▶ _Instructions to follow_: Search the records for the word "level". Copy every line where it appears.

Extracted entries Block Start

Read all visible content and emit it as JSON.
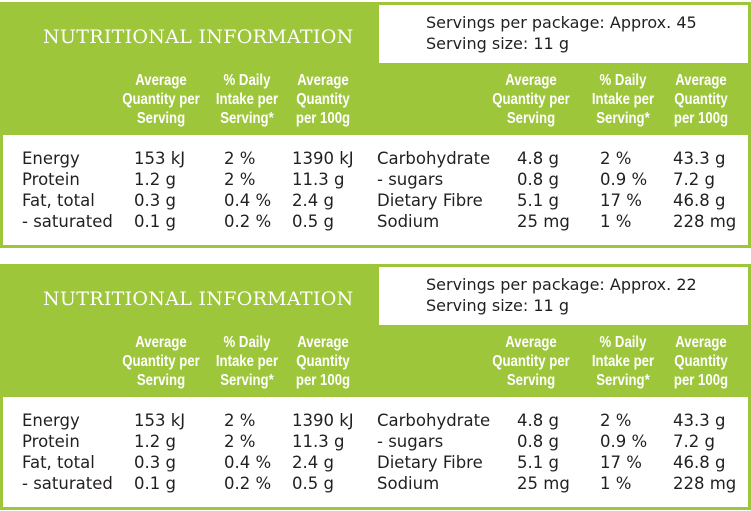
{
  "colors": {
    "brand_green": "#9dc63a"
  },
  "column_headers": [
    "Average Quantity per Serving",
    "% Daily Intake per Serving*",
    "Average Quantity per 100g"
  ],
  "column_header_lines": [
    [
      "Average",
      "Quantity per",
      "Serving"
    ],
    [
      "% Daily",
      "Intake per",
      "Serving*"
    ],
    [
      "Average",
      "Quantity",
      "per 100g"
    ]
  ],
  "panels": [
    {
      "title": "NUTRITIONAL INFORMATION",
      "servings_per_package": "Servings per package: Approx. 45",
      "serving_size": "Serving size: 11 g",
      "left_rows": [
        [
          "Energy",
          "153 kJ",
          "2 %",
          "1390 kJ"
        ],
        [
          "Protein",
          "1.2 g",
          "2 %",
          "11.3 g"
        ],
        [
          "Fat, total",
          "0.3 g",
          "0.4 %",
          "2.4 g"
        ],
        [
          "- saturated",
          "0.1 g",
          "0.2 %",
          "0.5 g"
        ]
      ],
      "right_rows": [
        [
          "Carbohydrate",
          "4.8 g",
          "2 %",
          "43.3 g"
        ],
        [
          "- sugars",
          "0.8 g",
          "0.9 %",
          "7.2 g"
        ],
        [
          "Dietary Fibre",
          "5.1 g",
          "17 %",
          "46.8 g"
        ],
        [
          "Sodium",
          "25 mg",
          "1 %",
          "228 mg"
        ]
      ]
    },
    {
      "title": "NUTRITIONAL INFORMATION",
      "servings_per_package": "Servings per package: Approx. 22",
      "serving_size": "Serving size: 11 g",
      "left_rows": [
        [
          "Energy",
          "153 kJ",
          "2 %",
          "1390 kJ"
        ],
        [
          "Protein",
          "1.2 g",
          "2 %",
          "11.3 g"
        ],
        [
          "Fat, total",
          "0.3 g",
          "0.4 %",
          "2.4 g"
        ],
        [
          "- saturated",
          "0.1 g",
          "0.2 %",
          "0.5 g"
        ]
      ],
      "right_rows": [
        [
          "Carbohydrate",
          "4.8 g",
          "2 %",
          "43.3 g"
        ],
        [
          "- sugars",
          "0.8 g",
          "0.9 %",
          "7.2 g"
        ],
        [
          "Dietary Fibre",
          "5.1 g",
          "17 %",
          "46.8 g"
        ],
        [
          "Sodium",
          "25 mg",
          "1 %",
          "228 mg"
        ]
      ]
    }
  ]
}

Extracted entries Block End
Extracted entries Block Start

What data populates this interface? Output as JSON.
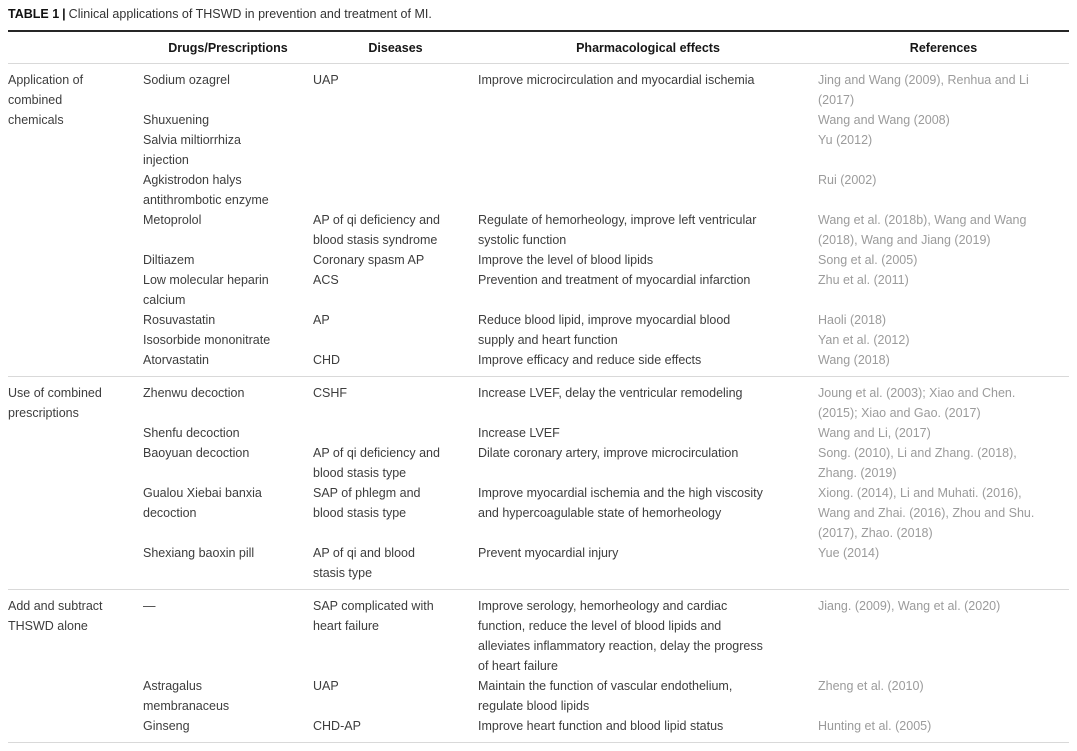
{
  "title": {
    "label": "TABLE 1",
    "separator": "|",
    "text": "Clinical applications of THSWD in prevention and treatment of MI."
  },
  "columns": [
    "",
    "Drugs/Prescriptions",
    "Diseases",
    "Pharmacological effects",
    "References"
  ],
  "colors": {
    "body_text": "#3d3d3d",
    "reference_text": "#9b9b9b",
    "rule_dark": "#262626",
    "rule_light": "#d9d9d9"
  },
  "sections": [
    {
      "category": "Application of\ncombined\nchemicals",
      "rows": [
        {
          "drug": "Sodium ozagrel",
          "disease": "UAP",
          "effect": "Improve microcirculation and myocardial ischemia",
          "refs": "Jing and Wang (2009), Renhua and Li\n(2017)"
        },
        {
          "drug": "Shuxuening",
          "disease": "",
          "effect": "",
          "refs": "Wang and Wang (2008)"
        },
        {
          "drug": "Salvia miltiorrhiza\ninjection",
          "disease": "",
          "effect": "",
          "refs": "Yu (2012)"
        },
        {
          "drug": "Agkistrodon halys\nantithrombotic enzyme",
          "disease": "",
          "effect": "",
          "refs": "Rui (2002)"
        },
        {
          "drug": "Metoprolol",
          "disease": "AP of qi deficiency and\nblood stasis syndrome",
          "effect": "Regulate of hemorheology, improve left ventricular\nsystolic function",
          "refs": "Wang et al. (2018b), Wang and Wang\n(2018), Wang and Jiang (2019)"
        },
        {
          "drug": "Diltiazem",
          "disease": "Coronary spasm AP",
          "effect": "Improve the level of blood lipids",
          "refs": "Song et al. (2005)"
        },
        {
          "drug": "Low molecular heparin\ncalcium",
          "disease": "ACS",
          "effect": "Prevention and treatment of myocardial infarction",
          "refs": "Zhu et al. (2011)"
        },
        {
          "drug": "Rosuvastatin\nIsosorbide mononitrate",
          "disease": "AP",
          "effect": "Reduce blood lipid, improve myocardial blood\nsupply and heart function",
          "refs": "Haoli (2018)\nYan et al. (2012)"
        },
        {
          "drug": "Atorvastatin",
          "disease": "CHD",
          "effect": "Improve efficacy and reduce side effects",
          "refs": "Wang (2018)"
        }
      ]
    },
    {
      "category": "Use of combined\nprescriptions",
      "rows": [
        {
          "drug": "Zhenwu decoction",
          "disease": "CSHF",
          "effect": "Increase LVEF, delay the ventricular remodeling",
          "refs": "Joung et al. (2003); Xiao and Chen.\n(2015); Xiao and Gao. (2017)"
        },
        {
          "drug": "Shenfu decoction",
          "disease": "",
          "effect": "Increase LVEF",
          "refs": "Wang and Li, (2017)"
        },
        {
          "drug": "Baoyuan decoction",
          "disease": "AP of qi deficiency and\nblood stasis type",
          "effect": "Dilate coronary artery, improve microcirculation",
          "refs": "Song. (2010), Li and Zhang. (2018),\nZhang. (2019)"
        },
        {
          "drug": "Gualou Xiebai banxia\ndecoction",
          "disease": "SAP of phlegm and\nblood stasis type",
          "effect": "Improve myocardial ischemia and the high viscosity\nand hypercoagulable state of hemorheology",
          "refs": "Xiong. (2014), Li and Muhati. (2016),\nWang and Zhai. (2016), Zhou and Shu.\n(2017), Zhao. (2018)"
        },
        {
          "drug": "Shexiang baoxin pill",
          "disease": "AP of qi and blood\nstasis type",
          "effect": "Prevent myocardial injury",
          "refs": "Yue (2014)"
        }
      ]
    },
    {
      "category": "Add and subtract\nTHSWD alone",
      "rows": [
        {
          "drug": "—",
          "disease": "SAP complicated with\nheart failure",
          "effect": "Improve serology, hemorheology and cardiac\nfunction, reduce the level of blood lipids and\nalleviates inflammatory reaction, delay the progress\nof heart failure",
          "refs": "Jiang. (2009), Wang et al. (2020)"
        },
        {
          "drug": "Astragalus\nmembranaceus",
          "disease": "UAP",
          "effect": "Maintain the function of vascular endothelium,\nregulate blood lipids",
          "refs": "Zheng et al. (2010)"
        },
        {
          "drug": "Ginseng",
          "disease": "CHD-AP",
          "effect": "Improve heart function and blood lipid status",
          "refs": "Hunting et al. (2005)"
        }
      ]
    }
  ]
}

Extracted entries Block End
Extracted entries Block Start

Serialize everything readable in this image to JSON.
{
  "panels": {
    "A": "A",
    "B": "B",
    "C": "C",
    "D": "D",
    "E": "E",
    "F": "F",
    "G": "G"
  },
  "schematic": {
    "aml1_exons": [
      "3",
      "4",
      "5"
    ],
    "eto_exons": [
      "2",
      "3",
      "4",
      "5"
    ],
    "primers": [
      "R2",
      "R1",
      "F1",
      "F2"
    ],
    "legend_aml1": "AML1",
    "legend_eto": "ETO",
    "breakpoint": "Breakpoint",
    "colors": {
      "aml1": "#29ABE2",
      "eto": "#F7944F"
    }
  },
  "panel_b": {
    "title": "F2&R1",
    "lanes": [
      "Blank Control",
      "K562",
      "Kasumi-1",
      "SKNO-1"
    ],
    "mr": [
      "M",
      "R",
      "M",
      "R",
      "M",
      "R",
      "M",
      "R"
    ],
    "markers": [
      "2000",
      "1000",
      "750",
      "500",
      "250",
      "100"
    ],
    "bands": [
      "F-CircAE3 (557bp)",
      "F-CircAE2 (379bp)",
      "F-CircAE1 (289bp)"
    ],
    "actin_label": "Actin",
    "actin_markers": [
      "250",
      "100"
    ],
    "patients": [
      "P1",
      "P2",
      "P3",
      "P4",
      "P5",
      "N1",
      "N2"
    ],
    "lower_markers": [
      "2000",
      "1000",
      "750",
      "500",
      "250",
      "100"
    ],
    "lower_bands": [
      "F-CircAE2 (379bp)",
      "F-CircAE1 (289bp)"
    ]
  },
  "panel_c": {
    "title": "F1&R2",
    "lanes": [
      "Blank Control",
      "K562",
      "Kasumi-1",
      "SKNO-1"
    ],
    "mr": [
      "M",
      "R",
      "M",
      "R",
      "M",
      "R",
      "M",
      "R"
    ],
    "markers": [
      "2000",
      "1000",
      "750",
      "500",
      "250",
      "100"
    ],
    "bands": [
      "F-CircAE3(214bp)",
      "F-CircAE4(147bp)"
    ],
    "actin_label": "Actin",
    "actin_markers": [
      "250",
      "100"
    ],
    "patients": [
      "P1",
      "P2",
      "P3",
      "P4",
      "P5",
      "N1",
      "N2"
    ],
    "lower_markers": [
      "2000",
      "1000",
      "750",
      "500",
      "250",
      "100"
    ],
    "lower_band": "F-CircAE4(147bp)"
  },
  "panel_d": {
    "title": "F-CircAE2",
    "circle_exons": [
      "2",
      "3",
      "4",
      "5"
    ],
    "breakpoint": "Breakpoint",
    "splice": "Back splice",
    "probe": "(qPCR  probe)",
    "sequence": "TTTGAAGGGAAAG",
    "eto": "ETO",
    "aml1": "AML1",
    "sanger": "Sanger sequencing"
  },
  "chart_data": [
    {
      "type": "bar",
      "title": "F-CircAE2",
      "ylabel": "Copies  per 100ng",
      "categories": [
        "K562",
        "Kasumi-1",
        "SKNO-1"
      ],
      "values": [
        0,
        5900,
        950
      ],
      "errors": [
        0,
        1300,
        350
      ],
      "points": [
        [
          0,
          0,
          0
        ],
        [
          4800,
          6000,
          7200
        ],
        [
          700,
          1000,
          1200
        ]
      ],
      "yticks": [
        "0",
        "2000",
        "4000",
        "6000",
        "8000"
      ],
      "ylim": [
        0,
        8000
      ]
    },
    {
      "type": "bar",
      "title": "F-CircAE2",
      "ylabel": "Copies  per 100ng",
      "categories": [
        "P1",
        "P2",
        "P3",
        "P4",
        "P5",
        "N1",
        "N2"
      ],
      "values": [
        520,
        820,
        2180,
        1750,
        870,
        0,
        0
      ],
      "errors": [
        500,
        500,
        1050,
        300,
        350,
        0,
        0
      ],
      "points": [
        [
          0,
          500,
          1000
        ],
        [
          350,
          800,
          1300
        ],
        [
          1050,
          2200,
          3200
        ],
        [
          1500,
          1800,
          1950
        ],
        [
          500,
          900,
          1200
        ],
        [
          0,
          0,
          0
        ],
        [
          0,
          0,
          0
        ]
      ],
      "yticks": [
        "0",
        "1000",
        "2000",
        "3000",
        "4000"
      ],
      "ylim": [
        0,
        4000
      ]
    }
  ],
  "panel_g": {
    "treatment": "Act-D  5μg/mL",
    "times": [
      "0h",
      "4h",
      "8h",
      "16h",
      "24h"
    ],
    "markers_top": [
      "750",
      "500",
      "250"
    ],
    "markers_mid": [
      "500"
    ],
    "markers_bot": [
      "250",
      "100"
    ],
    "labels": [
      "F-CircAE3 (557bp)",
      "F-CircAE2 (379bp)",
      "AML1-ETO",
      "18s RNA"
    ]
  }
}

Extracted entries Block End

▶ _Finished exercise_:
          "effect": "Improve the level of blood lipids",
          "effect": "Improve serology, hemorheology and cardiac\nfunction, reduce the level of blood lipids and\nalleviates inflammatory reaction, delay the progress\nof heart failure",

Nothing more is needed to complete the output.